Excerpt from a dataset:
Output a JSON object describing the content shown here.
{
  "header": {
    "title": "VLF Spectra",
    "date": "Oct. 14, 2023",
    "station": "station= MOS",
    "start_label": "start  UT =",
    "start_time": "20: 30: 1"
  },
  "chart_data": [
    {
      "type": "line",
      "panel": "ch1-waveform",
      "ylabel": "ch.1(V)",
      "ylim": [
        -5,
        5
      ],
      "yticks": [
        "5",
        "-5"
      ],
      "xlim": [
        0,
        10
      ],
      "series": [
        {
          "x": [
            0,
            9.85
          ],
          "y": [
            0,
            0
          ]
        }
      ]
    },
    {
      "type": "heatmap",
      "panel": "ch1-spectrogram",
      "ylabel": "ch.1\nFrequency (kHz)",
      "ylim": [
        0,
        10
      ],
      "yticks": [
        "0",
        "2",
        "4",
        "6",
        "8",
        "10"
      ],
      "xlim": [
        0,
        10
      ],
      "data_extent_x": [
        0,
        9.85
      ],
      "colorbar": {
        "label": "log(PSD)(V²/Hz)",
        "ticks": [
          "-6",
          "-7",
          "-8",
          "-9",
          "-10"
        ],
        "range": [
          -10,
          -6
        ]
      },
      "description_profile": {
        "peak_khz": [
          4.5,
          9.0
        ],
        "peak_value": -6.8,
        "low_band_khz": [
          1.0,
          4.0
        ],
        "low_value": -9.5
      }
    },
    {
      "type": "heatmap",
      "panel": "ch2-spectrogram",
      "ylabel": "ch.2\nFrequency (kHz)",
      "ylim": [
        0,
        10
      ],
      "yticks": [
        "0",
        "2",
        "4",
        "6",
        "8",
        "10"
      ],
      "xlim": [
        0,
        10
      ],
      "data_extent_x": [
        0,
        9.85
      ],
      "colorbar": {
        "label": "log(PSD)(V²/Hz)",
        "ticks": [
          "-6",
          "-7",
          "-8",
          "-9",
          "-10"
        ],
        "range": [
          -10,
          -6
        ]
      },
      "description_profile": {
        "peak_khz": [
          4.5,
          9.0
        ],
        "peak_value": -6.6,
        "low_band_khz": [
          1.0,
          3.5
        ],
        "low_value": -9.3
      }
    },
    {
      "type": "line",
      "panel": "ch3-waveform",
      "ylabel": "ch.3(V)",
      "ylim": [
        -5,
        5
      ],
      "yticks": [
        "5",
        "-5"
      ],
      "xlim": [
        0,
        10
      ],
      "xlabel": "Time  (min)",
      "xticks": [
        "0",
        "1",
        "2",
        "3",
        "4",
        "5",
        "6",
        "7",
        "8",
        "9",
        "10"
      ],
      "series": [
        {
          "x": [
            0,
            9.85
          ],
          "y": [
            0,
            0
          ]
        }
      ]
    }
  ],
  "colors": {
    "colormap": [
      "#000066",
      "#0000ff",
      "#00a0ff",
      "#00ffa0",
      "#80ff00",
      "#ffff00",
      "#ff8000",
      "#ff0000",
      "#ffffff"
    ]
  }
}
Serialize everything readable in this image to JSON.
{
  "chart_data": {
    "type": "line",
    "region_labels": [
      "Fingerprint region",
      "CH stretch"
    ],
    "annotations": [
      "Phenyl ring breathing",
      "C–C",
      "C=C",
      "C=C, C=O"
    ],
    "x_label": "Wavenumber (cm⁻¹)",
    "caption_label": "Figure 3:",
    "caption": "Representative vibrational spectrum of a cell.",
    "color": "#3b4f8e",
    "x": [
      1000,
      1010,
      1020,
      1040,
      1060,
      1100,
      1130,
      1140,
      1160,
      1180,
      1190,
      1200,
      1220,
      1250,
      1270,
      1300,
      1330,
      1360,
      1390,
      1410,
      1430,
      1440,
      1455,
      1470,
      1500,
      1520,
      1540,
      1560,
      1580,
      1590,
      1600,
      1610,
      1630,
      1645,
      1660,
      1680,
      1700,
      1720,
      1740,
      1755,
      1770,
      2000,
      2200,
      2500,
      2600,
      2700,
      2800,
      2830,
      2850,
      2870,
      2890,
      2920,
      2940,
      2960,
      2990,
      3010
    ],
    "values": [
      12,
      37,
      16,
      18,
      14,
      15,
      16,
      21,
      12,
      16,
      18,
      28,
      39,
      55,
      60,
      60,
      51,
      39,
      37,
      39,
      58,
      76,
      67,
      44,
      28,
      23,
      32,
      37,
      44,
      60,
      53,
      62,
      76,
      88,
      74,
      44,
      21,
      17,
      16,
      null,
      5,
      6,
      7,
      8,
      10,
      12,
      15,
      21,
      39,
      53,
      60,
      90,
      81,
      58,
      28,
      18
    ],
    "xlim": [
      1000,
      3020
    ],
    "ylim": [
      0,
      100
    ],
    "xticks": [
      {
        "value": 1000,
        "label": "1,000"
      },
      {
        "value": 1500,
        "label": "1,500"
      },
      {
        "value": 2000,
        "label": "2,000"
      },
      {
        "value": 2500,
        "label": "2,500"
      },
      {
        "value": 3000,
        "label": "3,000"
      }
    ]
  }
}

__WORK TO BE COMPLETED__. Reproduce the data in its entirety, matching each character.

__ANSWER TO THE EXERCISE__.
Output a JSON object describing the content shown here.
{
  "header": {
    "title": "VLF Spectra",
    "date": "Oct. 14, 2023",
    "station": "station= MOS",
    "start_label": "start  UT =",
    "start_time": "20: 30: 1"
  },
  "chart_data": [
    {
      "type": "line",
      "panel": "ch1-waveform",
      "ylabel": "ch.1(V)",
      "ylim": [
        -5,
        5
      ],
      "yticks": [
        "5",
        "-5"
      ],
      "xlim": [
        0,
        10
      ],
      "series": [
        {
          "x": [
            0,
            9.85
          ],
          "y": [
            0,
            0
          ]
        }
      ]
    },
    {
      "type": "heatmap",
      "panel": "ch1-spectrogram",
      "ylabel": "ch.1\nFrequency (kHz)",
      "ylim": [
        0,
        10
      ],
      "yticks": [
        "0",
        "2",
        "4",
        "6",
        "8",
        "10"
      ],
      "xlim": [
        0,
        10
      ],
      "data_extent_x": [
        0,
        9.85
      ],
      "colorbar": {
        "label": "log(PSD)(V²/Hz)",
        "ticks": [
          "-6",
          "-7",
          "-8",
          "-9",
          "-10"
        ],
        "range": [
          -10,
          -6
        ]
      },
      "description_profile": {
        "peak_khz": [
          4.5,
          9.0
        ],
        "peak_value": -6.8,
        "low_band_khz": [
          1.0,
          4.0
        ],
        "low_value": -9.5
      }
    },
    {
      "type": "heatmap",
      "panel": "ch2-spectrogram",
      "ylabel": "ch.2\nFrequency (kHz)",
      "ylim": [
        0,
        10
      ],
      "yticks": [
        "0",
        "2",
        "4",
        "6",
        "8",
        "10"
      ],
      "xlim": [
        0,
        10
      ],
      "data_extent_x": [
        0,
        9.85
      ],
      "colorbar": {
        "label": "log(PSD)(V²/Hz)",
        "ticks": [
          "-6",
          "-7",
          "-8",
          "-9",
          "-10"
        ],
        "range": [
          -10,
          -6
        ]
      },
      "description_profile": {
        "peak_khz": [
          4.5,
          9.0
        ],
        "peak_value": -6.6,
        "low_band_khz": [
          1.0,
          3.5
        ],
        "low_value": -9.3
      }
    },
    {
      "type": "line",
      "panel": "ch3-waveform",
      "ylabel": "ch.3(V)",
      "ylim": [
        -5,
        5
      ],
      "yticks": [
        "5",
        "-5"
      ],
      "xlim": [
        0,
        10
      ],
      "xlabel": "Time  (min)",
      "xticks": [
        "0",
        "1",
        "2",
        "3",
        "4",
        "5",
        "6",
        "7",
        "8",
        "9",
        "10"
      ],
      "series": [
        {
          "x": [
            0,
            9.85
          ],
          "y": [
            0,
            0
          ]
        }
      ]
    }
  ],
  "colors": {
    "colormap": [
      "#000066",
      "#0000ff",
      "#00a0ff",
      "#00ffa0",
      "#80ff00",
      "#ffff00",
      "#ff8000",
      "#ff0000",
      "#ffffff"
    ]
  }
}
Serialize everything readable in this image to JSON.
{
  "chart_data": {
    "type": "line",
    "region_labels": [
      "Fingerprint region",
      "CH stretch"
    ],
    "annotations": [
      "Phenyl ring breathing",
      "C–C",
      "C=C",
      "C=C, C=O"
    ],
    "x_label": "Wavenumber (cm⁻¹)",
    "caption_label": "Figure 3:",
    "caption": "Representative vibrational spectrum of a cell.",
    "color": "#3b4f8e",
    "x": [
      1000,
      1010,
      1020,
      1040,
      1060,
      1100,
      1130,
      1140,
      1160,
      1180,
      1190,
      1200,
      1220,
      1250,
      1270,
      1300,
      1330,
      1360,
      1390,
      1410,
      1430,
      1440,
      1455,
      1470,
      1500,
      1520,
      1540,
      1560,
      1580,
      1590,
      1600,
      1610,
      1630,
      1645,
      1660,
      1680,
      1700,
      1720,
      1740,
      1755,
      1770,
      2000,
      2200,
      2500,
      2600,
      2700,
      2800,
      2830,
      2850,
      2870,
      2890,
      2920,
      2940,
      2960,
      2990,
      3010
    ],
    "values": [
      12,
      37,
      16,
      18,
      14,
      15,
      16,
      21,
      12,
      16,
      18,
      28,
      39,
      55,
      60,
      60,
      51,
      39,
      37,
      39,
      58,
      76,
      67,
      44,
      28,
      23,
      32,
      37,
      44,
      60,
      53,
      62,
      76,
      88,
      74,
      44,
      21,
      17,
      16,
      null,
      5,
      6,
      7,
      8,
      10,
      12,
      15,
      21,
      39,
      53,
      60,
      90,
      81,
      58,
      28,
      18
    ],
    "xlim": [
      1000,
      3020
    ],
    "ylim": [
      0,
      100
    ],
    "xticks": [
      {
        "value": 1000,
        "label": "1,000"
      },
      {
        "value": 1500,
        "label": "1,500"
      },
      {
        "value": 2000,
        "label": "2,000"
      },
      {
        "value": 2500,
        "label": "2,500"
      },
      {
        "value": 3000,
        "label": "3,000"
      }
    ]
  }
}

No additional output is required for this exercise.